- _Data shown_
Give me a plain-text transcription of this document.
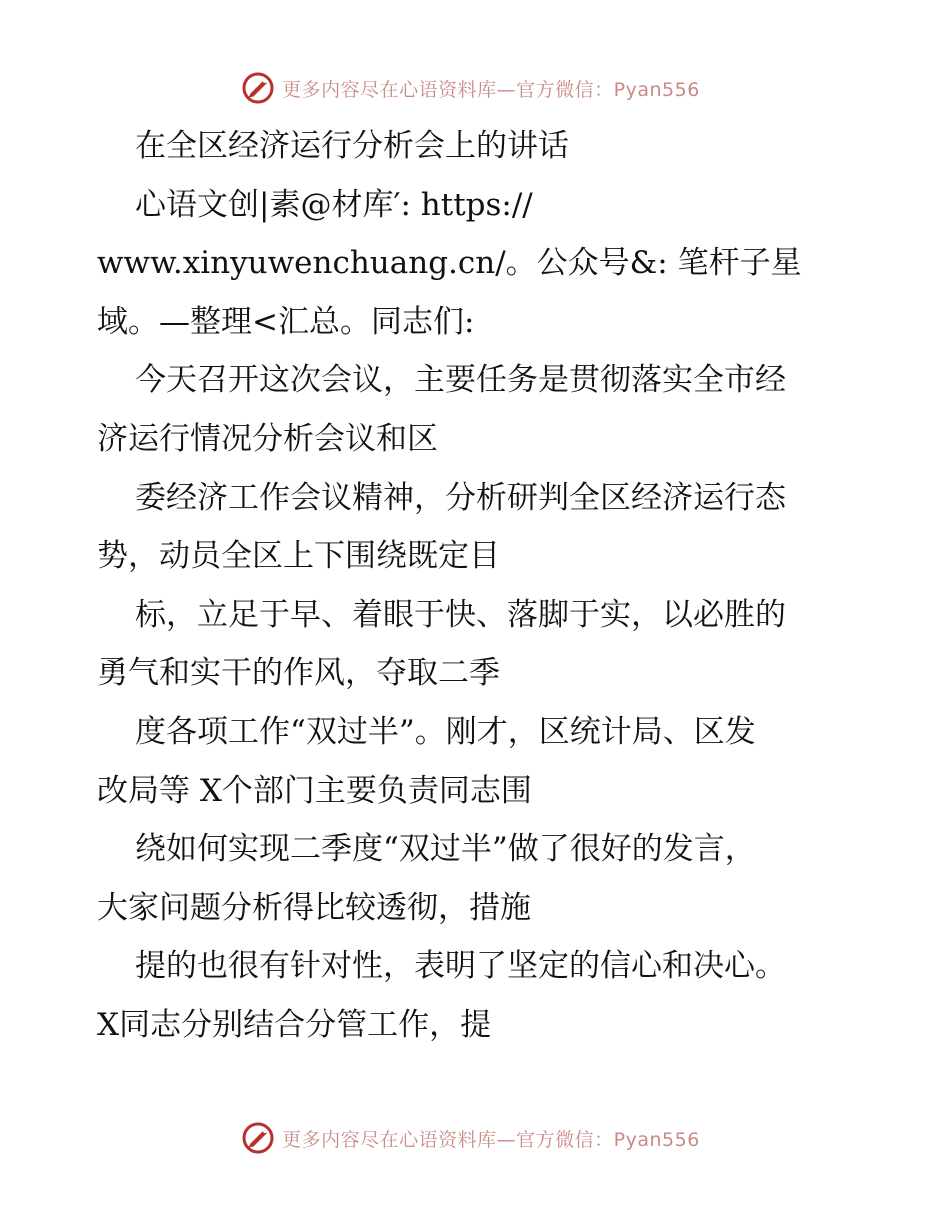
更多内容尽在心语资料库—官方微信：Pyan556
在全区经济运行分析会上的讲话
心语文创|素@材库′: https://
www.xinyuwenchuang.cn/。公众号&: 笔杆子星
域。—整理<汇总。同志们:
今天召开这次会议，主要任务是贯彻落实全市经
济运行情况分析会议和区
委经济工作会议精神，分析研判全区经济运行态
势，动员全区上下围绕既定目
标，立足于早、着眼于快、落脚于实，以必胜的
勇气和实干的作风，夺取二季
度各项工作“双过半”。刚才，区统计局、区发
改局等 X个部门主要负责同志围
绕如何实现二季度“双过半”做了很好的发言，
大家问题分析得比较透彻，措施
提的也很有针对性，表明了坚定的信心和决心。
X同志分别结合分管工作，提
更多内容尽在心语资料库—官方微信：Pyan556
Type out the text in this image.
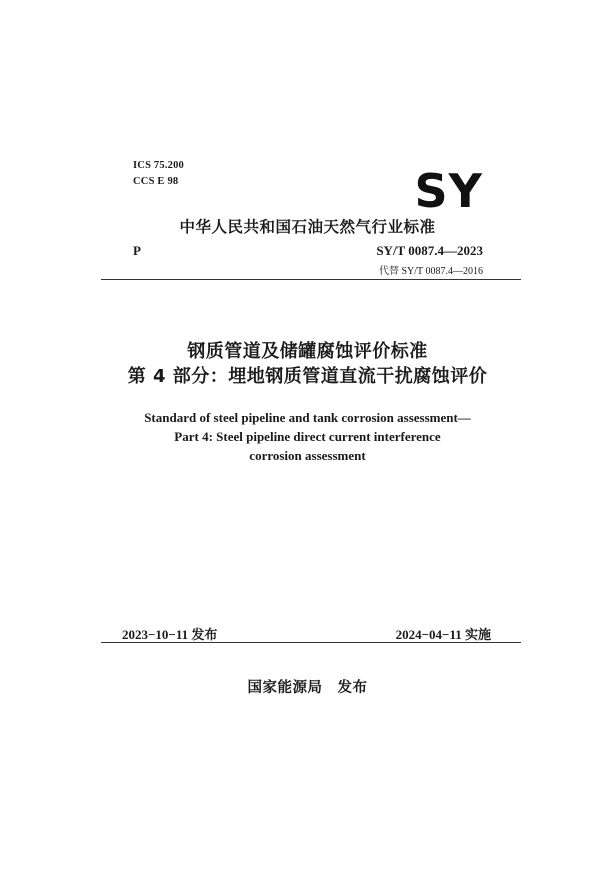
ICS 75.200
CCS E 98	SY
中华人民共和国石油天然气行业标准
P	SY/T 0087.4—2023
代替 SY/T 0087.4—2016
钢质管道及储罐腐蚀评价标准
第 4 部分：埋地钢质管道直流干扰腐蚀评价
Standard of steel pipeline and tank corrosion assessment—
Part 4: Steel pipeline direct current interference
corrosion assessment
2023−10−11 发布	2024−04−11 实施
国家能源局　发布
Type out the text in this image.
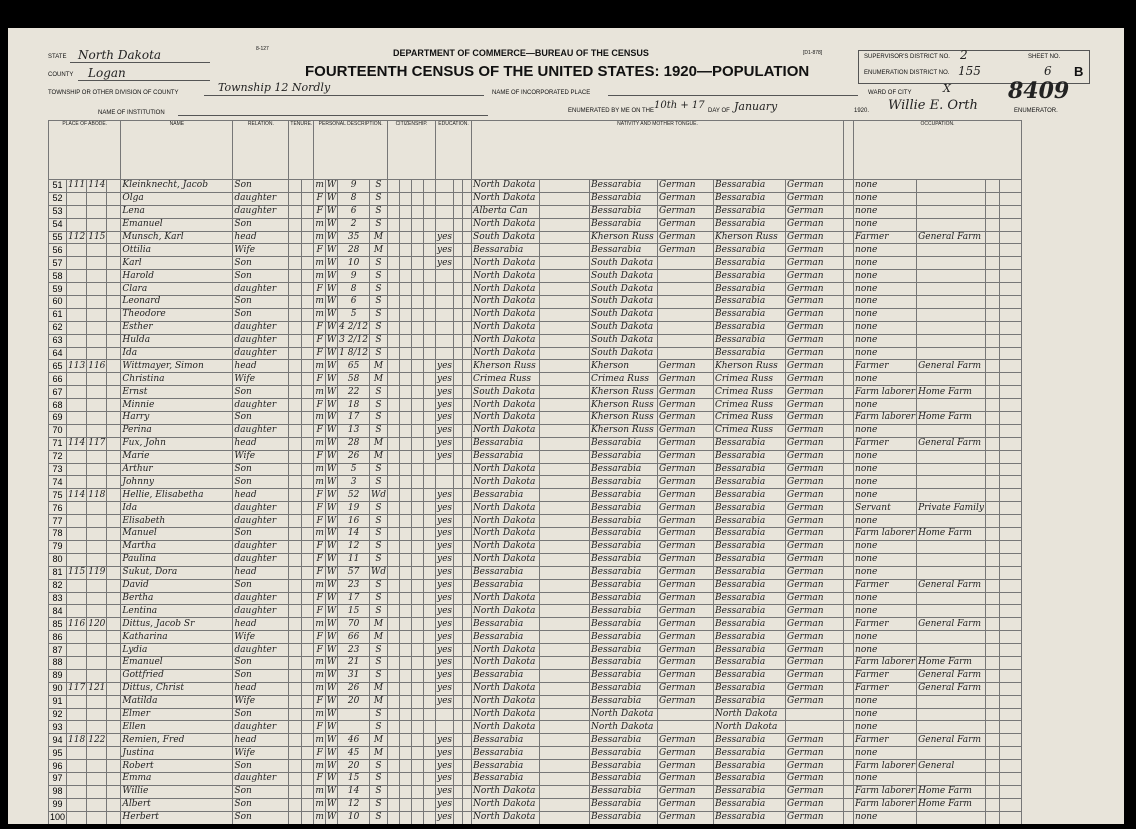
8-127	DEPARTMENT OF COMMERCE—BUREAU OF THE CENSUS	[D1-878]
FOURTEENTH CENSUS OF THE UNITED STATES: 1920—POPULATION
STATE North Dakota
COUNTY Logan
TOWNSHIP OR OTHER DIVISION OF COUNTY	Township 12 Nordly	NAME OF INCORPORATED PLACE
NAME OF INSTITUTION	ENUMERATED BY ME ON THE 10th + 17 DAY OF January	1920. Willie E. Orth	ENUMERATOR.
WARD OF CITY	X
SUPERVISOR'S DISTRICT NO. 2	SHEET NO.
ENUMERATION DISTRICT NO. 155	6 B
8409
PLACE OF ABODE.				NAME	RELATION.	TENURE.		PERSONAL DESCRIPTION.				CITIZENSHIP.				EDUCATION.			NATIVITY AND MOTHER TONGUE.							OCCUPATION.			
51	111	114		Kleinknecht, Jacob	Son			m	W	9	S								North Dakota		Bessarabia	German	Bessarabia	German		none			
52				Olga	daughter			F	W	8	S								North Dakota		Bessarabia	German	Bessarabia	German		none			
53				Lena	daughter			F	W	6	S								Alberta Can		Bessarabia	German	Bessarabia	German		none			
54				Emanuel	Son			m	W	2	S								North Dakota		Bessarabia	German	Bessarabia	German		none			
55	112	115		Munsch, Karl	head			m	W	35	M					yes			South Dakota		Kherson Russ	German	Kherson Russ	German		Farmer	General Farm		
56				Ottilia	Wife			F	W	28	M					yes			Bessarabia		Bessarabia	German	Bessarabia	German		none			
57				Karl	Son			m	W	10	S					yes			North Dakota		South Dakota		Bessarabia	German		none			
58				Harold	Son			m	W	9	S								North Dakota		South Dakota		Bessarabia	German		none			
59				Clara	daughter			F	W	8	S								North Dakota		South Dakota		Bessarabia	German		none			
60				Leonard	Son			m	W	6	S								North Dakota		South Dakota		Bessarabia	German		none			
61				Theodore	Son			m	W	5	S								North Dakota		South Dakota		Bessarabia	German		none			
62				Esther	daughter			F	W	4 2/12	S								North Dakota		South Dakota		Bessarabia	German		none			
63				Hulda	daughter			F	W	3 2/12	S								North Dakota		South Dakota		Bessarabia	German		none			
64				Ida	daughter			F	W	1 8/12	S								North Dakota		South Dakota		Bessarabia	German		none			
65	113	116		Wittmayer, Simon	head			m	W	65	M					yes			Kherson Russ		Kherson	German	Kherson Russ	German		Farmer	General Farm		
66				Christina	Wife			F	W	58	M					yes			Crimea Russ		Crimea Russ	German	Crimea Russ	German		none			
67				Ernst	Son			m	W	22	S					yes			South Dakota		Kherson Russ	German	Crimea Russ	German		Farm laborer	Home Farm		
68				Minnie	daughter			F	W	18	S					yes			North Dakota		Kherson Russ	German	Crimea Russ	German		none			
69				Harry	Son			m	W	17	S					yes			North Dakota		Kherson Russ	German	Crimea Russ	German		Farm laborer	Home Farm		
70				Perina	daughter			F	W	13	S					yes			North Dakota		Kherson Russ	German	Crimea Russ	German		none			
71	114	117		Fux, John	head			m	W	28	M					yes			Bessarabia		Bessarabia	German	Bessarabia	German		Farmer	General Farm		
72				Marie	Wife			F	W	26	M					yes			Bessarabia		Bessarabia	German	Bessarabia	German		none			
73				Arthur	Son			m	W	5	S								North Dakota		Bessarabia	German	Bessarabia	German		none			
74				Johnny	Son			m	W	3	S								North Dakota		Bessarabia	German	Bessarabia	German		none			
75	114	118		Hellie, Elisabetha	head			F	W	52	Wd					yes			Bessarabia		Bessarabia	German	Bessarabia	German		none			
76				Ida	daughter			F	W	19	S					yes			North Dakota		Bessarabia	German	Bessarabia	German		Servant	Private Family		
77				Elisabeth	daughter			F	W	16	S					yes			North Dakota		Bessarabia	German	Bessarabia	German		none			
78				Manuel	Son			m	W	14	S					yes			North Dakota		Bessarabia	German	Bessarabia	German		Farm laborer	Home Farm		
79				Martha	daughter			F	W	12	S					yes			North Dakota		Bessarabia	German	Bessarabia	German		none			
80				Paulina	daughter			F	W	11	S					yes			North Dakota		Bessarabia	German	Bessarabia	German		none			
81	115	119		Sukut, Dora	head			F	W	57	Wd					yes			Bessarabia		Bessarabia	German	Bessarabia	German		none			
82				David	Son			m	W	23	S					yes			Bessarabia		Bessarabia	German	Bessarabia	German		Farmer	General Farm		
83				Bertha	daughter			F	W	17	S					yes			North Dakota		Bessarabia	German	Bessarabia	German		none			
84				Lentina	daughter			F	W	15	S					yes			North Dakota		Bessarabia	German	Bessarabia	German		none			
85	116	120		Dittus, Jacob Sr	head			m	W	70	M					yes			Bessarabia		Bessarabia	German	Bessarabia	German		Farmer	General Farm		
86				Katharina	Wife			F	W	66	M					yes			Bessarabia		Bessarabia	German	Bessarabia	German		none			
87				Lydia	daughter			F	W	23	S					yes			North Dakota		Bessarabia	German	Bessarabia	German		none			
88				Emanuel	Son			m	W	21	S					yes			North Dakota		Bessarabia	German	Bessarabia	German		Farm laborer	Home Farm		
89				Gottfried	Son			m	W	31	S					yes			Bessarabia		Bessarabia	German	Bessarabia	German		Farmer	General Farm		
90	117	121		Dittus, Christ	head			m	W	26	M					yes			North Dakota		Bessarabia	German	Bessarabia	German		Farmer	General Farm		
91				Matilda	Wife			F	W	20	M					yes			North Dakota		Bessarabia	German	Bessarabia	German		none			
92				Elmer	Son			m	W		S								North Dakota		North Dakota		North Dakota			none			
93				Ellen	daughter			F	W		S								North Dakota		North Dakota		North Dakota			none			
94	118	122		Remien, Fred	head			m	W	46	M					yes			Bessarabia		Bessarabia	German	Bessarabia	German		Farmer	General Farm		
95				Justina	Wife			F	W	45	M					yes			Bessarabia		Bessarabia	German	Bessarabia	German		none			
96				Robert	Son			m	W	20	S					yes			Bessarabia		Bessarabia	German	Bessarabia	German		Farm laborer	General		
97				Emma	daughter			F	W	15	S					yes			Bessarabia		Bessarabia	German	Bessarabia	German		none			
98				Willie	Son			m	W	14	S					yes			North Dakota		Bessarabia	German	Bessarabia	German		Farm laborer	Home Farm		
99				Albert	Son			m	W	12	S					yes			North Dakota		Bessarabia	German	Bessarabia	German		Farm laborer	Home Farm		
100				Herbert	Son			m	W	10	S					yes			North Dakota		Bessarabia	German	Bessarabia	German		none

- _Instructions for the task_
Determine how many lines include the word "PLACE" and report that number by itself.

- _Answer for this exercise_
2